Work instructions:
Where a line in the listing below contains the word "отказе", copy that line.

Dataset:
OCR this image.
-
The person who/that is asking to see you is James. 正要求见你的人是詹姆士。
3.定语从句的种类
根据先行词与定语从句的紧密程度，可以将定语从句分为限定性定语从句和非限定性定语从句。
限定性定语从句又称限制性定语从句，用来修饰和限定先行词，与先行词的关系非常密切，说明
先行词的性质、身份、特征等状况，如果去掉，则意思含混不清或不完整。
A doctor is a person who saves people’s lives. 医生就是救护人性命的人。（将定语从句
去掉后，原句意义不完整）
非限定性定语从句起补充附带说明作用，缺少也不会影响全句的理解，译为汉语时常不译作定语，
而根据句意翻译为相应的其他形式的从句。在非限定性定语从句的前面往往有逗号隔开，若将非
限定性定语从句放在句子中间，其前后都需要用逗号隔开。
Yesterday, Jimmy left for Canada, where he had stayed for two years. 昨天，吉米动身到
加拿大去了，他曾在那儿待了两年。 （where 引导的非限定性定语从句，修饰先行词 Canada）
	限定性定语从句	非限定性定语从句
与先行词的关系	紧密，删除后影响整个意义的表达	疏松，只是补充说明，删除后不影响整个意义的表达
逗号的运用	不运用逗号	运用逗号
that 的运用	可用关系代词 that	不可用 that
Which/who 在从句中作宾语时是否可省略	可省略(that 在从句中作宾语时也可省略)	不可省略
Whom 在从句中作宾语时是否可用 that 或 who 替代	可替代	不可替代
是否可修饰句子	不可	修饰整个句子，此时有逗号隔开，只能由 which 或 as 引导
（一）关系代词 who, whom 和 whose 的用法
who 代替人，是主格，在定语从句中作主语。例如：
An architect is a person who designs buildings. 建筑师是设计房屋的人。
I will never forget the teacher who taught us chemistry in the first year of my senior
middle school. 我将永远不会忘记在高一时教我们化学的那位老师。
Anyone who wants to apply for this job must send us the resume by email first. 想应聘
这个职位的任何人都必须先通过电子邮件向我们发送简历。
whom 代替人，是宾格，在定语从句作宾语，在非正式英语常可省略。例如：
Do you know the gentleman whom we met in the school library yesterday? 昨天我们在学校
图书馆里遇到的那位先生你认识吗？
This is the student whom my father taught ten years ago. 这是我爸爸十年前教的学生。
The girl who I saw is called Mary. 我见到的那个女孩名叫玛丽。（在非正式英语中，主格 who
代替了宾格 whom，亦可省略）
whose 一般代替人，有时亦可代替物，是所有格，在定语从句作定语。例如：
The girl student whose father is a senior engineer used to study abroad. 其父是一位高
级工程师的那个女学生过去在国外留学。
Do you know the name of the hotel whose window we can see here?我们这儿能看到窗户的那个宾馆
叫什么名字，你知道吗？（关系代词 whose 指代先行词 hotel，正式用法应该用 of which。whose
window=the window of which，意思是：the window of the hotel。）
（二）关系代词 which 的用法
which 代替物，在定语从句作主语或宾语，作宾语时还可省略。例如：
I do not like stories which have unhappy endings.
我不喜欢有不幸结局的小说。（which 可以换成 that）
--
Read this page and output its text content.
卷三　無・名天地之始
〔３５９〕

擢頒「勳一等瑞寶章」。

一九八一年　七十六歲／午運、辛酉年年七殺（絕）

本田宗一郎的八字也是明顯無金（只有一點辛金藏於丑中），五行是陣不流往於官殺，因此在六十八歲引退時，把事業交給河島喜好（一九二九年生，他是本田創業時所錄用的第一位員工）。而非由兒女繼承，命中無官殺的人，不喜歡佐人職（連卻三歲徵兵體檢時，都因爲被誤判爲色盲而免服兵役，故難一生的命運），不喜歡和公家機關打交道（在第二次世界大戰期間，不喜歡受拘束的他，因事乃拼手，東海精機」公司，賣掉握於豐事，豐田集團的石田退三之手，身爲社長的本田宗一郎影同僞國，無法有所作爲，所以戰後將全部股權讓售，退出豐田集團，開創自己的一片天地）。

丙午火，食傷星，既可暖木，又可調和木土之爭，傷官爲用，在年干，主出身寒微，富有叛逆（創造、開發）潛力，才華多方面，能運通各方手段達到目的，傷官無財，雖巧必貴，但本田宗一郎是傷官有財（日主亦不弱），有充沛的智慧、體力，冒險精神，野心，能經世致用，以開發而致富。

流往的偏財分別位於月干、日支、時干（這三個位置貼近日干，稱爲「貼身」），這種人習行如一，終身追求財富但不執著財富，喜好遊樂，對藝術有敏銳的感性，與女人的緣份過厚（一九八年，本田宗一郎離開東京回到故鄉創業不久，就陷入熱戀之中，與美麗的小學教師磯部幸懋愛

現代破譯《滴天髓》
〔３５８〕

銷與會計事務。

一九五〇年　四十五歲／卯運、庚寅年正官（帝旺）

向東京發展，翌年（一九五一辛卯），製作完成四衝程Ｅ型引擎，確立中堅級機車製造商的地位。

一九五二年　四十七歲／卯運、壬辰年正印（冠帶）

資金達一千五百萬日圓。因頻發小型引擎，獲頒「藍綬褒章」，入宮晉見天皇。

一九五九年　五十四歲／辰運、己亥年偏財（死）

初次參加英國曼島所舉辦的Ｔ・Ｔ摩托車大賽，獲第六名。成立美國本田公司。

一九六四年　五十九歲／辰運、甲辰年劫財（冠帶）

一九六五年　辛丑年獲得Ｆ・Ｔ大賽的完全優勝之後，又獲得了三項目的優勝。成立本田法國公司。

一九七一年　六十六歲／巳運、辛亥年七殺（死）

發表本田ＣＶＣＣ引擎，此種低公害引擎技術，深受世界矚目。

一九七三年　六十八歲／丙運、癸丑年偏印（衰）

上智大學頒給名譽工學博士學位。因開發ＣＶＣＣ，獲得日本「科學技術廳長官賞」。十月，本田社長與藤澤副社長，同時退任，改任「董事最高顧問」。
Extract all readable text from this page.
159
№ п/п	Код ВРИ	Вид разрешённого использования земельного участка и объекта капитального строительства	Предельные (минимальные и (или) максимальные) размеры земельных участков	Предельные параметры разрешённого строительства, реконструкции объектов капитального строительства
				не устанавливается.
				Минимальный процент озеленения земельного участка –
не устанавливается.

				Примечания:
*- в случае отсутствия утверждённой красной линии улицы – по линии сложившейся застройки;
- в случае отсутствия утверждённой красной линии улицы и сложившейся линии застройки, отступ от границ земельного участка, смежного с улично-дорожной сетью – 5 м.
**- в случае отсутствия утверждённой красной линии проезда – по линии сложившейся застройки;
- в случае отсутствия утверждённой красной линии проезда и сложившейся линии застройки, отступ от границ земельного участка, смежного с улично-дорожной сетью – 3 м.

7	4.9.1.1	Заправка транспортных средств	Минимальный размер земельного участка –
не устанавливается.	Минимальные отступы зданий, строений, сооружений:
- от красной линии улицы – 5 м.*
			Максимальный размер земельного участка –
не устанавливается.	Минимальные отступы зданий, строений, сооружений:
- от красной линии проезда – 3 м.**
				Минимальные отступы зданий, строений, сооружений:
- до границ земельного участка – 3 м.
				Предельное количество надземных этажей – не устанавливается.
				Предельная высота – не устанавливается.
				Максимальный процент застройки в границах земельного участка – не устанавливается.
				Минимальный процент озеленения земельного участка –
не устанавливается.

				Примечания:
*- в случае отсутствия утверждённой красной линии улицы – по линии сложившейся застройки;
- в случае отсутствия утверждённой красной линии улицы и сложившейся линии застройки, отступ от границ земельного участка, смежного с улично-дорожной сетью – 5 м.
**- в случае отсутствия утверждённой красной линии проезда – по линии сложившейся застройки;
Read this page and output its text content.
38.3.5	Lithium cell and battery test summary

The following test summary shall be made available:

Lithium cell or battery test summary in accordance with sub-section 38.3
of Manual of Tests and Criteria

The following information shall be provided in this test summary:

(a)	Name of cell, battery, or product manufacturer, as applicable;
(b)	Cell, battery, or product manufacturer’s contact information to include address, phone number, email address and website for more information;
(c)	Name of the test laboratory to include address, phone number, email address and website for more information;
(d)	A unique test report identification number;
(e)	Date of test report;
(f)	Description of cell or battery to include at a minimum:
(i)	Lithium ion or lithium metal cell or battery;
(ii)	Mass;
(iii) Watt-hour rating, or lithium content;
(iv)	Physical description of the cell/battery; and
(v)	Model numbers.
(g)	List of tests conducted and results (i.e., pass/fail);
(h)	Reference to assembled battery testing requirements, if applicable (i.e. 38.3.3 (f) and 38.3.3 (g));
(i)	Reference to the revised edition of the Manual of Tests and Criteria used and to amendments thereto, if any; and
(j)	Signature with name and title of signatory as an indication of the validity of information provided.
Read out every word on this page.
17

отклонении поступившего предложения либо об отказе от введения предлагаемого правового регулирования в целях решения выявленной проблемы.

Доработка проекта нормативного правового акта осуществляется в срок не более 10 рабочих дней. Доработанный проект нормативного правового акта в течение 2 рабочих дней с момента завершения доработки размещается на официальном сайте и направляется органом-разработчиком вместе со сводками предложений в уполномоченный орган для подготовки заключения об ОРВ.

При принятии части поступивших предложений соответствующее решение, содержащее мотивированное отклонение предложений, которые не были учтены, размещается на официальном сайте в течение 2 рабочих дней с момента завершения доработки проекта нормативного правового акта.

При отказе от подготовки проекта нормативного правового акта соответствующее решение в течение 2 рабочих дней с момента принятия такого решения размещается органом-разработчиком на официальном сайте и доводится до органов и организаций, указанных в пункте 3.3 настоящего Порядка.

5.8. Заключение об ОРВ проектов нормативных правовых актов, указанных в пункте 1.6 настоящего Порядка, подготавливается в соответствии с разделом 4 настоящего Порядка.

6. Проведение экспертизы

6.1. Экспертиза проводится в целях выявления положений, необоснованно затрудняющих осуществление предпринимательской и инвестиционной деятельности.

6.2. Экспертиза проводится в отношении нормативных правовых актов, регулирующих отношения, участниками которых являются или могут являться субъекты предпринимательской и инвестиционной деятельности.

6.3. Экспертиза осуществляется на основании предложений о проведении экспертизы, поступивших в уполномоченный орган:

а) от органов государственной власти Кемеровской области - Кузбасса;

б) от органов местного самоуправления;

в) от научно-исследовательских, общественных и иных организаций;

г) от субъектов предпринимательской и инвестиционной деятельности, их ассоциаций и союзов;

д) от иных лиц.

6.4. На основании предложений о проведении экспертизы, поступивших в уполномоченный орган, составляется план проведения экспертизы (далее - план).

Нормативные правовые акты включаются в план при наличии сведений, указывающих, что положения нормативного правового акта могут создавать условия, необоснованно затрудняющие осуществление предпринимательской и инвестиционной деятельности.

Result for this task:
отклонении поступившего предложения либо об отказе от введения предлагаемого правового регулирования в целях решения выявленной проблемы.
При отказе от подготовки проекта нормативного правового акта соответствующее решение в течение 2 рабочих дней с момента принятия такого решения размещается органом-разработчиком на официальном сайте и доводится до органов и организаций, указанных в пункте 3.3 настоящего Порядка.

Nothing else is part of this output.